» **Objective**
Which lines of the records contain "real"? Collect every one of them.

» **Items**
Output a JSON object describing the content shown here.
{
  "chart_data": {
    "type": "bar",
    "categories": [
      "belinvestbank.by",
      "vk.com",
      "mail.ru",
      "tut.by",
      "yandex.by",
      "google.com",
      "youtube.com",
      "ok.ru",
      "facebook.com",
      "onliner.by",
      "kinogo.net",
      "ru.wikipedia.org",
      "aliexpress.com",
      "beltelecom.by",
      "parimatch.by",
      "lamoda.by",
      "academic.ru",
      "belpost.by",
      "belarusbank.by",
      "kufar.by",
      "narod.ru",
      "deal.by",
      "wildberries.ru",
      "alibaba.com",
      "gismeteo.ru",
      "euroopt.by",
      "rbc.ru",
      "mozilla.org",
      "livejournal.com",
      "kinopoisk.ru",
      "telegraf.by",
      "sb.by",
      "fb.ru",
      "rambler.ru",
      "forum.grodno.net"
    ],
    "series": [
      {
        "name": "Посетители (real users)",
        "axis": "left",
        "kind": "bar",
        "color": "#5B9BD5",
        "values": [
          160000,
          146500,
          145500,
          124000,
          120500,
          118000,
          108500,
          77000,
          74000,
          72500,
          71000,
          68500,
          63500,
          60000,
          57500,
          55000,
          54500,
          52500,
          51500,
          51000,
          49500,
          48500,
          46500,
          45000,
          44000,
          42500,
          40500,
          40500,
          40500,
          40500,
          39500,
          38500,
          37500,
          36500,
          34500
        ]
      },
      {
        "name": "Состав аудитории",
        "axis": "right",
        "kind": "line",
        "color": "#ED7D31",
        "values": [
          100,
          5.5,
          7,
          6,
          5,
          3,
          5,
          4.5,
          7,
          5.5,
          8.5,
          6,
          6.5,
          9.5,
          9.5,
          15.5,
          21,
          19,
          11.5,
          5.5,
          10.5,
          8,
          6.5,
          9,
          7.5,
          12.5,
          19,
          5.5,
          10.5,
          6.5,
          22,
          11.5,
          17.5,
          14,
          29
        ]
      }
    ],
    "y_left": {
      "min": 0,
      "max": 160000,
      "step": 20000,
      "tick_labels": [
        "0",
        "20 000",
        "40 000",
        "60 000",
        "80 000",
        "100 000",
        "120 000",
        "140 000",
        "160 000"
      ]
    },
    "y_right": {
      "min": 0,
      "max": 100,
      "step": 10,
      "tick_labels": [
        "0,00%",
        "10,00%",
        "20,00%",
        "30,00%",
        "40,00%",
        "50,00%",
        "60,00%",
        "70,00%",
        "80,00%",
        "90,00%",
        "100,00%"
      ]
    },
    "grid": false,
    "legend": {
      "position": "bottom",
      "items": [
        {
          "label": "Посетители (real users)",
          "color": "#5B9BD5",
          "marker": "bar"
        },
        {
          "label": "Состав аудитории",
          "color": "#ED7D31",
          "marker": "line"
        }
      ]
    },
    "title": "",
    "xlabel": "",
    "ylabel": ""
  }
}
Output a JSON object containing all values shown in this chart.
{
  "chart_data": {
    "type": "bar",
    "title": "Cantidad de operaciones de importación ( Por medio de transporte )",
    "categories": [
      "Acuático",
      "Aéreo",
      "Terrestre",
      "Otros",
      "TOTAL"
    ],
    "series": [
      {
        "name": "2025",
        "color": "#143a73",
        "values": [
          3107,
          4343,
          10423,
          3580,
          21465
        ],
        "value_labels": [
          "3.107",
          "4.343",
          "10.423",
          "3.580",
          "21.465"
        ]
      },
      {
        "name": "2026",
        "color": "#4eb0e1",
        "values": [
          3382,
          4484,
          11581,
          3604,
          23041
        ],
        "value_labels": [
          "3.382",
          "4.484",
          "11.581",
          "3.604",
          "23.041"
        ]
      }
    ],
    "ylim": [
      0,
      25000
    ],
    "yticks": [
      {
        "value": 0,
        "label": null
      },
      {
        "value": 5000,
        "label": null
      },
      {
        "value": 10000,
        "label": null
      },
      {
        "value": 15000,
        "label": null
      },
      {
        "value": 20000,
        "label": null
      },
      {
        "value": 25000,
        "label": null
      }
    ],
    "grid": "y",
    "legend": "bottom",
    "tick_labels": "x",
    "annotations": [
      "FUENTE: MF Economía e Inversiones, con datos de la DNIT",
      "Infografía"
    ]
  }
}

* * *

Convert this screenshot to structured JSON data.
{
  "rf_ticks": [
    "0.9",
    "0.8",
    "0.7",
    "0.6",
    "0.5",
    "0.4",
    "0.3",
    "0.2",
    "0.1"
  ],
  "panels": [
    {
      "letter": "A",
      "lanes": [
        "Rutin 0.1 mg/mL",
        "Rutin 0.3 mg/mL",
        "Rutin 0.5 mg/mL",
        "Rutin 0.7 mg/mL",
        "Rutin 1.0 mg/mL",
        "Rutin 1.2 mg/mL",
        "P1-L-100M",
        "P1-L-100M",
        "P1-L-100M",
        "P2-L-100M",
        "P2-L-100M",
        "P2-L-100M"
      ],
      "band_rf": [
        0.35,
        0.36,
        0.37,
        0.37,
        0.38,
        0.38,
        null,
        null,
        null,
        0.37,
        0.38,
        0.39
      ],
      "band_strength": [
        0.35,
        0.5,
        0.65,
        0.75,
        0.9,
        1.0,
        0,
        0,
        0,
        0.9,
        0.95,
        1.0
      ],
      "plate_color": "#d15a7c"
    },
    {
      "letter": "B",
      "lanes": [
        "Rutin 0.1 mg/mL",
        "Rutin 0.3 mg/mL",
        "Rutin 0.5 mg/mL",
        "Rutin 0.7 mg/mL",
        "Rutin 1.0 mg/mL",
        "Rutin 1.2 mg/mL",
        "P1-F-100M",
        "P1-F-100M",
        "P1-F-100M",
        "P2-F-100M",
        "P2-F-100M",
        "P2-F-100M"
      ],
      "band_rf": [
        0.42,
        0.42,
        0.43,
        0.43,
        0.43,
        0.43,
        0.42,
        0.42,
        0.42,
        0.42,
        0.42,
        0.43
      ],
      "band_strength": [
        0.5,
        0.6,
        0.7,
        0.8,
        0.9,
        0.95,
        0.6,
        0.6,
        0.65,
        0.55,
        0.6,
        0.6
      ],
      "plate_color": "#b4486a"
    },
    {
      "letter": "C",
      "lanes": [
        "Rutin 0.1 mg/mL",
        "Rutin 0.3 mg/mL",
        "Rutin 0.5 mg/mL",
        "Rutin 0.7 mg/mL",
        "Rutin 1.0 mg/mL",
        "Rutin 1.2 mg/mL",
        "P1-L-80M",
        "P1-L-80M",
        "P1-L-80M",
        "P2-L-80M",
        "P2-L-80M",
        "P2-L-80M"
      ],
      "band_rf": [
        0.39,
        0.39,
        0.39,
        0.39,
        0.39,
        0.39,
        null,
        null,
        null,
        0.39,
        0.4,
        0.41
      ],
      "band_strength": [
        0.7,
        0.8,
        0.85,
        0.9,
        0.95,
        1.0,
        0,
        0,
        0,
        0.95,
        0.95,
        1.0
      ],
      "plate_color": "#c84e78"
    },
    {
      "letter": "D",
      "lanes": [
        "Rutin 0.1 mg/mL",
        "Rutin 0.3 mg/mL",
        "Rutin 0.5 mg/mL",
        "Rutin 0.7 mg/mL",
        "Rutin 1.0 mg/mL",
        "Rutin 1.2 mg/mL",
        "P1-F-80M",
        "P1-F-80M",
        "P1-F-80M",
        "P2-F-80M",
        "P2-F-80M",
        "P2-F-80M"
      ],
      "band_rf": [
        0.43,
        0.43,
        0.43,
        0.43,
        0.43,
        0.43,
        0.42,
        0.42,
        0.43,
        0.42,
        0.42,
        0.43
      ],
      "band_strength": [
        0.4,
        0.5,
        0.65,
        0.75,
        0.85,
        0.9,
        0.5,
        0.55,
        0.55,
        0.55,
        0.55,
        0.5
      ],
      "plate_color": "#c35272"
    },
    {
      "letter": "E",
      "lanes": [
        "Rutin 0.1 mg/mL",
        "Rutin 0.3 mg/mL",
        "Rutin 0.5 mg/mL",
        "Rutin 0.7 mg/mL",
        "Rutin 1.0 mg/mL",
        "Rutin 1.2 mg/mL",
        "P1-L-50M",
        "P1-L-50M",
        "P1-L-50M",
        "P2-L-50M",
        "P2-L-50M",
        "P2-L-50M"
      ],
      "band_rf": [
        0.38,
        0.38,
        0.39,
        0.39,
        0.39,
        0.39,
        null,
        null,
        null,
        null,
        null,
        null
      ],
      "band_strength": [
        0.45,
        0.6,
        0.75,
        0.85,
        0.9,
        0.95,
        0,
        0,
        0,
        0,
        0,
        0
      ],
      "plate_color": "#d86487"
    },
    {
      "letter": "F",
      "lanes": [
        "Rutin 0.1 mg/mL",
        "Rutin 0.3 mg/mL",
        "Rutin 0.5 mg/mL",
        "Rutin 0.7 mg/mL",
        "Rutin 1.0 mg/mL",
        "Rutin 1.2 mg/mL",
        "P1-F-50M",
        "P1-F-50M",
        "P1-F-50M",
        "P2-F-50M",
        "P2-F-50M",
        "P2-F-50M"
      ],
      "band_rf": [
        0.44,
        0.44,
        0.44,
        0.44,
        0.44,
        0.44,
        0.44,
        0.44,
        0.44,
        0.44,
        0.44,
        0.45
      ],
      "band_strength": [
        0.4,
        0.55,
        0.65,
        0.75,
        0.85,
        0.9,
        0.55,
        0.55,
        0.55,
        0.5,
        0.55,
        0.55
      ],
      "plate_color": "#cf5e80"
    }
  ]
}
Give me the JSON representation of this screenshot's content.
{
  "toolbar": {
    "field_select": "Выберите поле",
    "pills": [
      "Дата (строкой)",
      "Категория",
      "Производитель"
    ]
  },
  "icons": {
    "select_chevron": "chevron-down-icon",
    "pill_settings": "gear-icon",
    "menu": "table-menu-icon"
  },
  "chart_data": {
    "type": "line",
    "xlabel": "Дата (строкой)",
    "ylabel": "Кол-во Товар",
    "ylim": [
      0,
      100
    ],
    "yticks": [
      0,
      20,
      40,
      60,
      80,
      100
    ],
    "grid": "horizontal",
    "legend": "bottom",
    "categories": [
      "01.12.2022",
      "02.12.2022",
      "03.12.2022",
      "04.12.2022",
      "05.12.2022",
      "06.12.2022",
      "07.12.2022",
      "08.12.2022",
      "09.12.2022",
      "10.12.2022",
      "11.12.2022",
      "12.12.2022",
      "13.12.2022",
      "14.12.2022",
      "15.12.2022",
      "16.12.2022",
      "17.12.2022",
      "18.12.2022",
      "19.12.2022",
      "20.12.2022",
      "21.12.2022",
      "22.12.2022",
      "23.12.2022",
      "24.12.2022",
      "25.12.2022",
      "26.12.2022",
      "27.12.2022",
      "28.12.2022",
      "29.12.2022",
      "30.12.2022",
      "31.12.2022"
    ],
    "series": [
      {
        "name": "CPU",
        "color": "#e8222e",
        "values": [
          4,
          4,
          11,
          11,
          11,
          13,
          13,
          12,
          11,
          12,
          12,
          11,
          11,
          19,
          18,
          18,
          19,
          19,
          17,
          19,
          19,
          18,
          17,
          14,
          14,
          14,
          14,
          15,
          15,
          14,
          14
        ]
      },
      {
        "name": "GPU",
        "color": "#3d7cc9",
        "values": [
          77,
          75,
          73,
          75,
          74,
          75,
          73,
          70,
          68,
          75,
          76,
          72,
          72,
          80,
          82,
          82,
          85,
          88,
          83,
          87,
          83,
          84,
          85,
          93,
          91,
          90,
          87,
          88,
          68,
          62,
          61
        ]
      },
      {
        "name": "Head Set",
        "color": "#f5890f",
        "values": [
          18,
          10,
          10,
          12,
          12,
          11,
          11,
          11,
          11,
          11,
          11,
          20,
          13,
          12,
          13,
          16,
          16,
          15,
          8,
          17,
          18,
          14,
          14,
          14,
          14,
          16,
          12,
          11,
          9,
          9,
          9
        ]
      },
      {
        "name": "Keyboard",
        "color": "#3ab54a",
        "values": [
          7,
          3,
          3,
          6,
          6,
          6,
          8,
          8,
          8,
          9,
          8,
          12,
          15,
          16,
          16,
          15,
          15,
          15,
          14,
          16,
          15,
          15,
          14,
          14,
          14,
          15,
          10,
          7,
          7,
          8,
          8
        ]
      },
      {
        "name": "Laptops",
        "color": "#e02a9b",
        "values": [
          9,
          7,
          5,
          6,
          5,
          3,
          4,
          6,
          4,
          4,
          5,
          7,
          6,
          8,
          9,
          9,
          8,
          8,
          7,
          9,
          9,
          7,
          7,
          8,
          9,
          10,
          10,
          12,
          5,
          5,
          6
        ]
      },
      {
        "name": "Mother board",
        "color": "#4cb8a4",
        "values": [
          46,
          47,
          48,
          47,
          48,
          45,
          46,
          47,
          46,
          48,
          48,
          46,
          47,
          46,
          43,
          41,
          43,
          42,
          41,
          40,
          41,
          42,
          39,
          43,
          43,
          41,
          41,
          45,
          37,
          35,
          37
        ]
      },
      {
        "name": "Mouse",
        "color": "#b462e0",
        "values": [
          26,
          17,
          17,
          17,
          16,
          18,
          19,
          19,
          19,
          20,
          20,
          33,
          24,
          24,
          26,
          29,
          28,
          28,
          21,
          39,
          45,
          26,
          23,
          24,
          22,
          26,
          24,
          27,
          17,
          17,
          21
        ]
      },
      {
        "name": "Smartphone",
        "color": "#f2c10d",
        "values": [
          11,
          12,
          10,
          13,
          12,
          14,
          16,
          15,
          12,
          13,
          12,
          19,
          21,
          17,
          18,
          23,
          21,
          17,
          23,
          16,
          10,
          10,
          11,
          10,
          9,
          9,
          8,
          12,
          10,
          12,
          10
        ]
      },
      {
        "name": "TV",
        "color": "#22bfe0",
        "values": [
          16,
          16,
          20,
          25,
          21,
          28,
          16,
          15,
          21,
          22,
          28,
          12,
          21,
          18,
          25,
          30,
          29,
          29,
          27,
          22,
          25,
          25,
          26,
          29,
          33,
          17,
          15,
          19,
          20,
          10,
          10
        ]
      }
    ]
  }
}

» **Output of the task**
        "name": "Посетители (real users)",
          "label": "Посетители (real users)",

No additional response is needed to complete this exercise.